Record extracts:
=-=-=
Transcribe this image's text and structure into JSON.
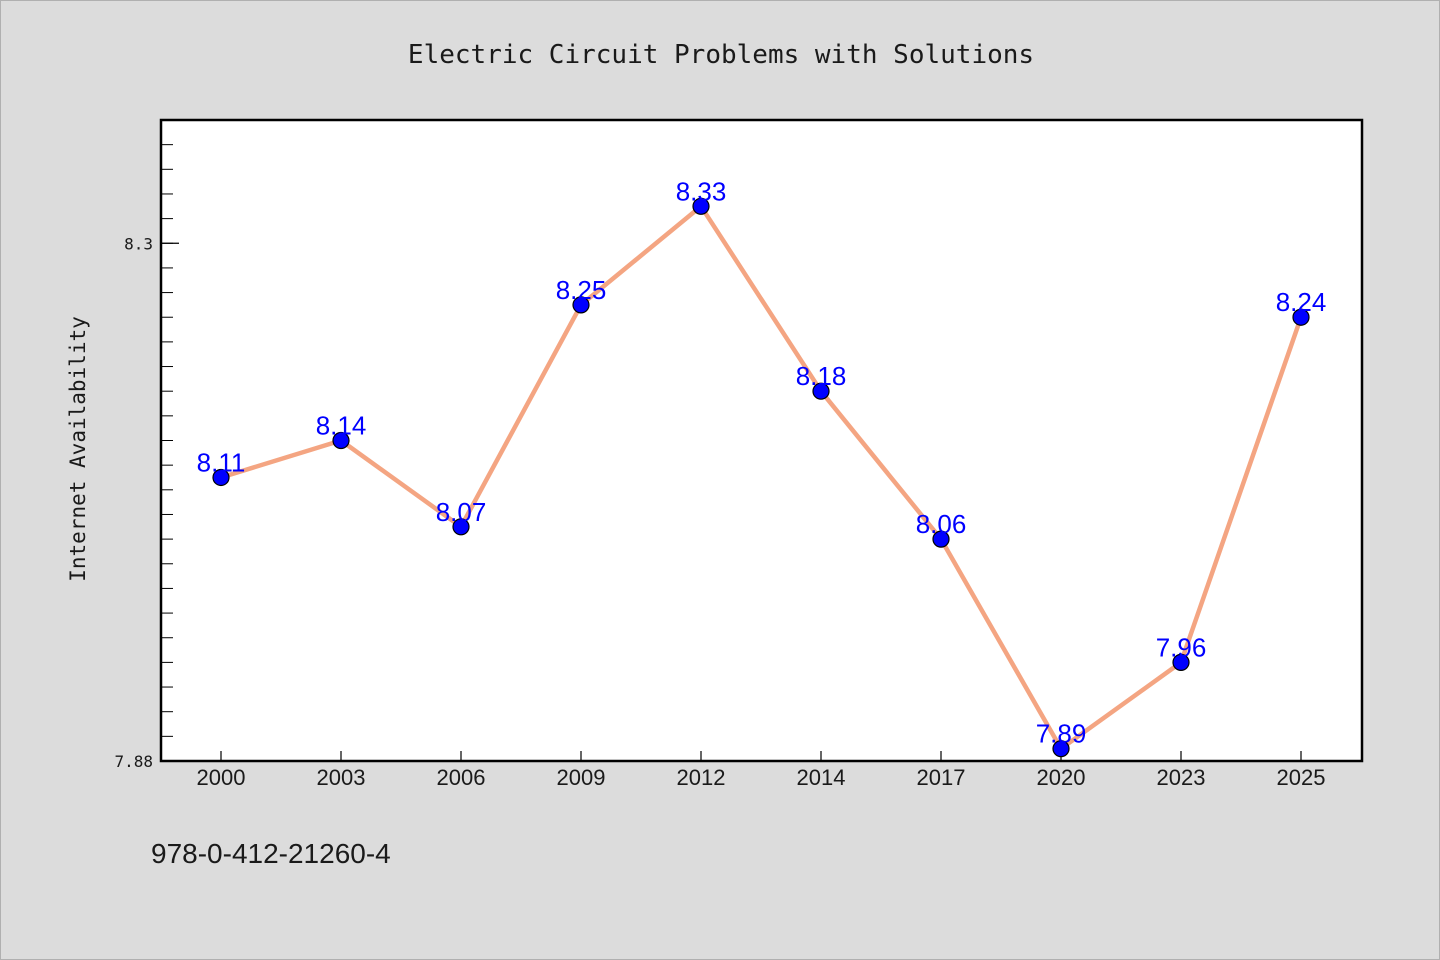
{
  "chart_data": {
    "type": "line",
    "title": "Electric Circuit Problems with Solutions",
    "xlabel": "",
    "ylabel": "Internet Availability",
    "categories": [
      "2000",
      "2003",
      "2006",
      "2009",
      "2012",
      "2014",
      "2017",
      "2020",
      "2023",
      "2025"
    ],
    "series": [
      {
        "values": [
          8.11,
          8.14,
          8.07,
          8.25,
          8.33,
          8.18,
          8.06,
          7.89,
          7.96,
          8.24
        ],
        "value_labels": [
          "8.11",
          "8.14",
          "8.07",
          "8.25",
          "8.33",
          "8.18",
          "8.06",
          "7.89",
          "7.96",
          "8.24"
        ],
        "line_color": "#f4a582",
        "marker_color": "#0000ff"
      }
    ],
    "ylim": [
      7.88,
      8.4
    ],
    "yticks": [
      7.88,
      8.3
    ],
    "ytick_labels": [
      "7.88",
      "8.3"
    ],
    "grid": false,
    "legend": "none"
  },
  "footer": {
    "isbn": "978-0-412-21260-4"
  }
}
=-=-=
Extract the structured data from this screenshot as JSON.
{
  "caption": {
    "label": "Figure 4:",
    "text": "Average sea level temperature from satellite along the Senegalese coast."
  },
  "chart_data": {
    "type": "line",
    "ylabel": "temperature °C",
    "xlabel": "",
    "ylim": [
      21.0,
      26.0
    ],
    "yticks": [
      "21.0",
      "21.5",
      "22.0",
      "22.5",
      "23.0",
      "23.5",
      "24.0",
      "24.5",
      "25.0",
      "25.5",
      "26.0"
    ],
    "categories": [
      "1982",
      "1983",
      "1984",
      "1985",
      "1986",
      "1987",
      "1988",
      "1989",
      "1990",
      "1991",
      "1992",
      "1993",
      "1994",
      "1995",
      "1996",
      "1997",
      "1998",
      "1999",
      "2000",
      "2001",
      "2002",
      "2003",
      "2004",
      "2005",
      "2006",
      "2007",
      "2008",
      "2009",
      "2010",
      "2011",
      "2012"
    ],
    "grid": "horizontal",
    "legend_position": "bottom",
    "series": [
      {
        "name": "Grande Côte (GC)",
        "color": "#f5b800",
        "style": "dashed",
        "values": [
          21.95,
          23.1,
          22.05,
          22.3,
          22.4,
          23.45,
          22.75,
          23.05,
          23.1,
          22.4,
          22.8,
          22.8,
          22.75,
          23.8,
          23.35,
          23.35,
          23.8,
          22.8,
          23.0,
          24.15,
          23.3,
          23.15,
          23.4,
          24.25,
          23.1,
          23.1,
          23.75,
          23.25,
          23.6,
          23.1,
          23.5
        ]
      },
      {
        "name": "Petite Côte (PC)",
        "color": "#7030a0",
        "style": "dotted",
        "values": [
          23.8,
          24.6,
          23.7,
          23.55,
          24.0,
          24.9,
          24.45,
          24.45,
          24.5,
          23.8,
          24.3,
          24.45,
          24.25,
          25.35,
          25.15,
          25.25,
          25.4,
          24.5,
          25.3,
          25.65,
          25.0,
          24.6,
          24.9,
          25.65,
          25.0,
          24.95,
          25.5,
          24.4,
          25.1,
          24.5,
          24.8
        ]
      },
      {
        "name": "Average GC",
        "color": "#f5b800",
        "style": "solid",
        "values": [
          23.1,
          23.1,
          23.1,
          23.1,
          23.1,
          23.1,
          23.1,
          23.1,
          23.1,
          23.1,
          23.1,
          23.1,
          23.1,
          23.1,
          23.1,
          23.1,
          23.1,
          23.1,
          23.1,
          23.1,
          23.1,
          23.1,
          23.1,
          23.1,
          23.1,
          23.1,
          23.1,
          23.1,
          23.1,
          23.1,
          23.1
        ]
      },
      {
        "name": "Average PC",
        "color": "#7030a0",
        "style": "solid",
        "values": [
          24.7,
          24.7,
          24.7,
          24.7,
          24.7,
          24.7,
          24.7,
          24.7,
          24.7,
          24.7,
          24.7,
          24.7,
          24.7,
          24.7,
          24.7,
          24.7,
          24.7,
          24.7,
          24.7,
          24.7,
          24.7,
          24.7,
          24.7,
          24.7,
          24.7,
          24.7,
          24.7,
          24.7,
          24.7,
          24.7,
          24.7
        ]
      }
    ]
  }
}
=-=-=
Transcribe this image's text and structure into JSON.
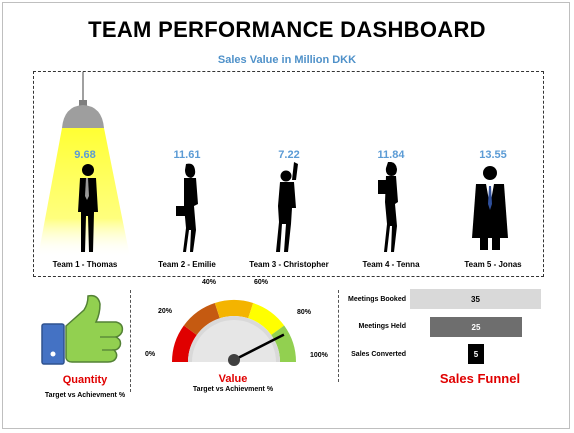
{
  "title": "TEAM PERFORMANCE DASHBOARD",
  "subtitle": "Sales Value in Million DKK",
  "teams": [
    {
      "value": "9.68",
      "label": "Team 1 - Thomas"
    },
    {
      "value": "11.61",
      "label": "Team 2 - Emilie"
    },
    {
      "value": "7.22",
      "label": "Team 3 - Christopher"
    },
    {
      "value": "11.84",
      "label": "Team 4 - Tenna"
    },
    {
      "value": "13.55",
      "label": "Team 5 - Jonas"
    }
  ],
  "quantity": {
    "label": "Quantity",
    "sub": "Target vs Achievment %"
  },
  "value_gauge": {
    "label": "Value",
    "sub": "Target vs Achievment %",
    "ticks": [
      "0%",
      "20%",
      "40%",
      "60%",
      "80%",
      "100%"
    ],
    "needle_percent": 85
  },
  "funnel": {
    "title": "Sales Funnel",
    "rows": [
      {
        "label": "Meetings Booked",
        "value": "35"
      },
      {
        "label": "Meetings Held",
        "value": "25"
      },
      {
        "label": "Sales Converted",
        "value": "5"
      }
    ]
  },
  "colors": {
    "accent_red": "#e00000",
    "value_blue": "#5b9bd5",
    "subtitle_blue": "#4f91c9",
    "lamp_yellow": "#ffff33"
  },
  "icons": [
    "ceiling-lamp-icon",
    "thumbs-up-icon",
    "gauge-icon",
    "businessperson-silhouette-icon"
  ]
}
=-=-=
Problem details: List the lines that contain the word "name".

Task solution:
        "name": "Grande Côte (GC)",
        "name": "Petite Côte (PC)",
        "name": "Average GC",
        "name": "Average PC",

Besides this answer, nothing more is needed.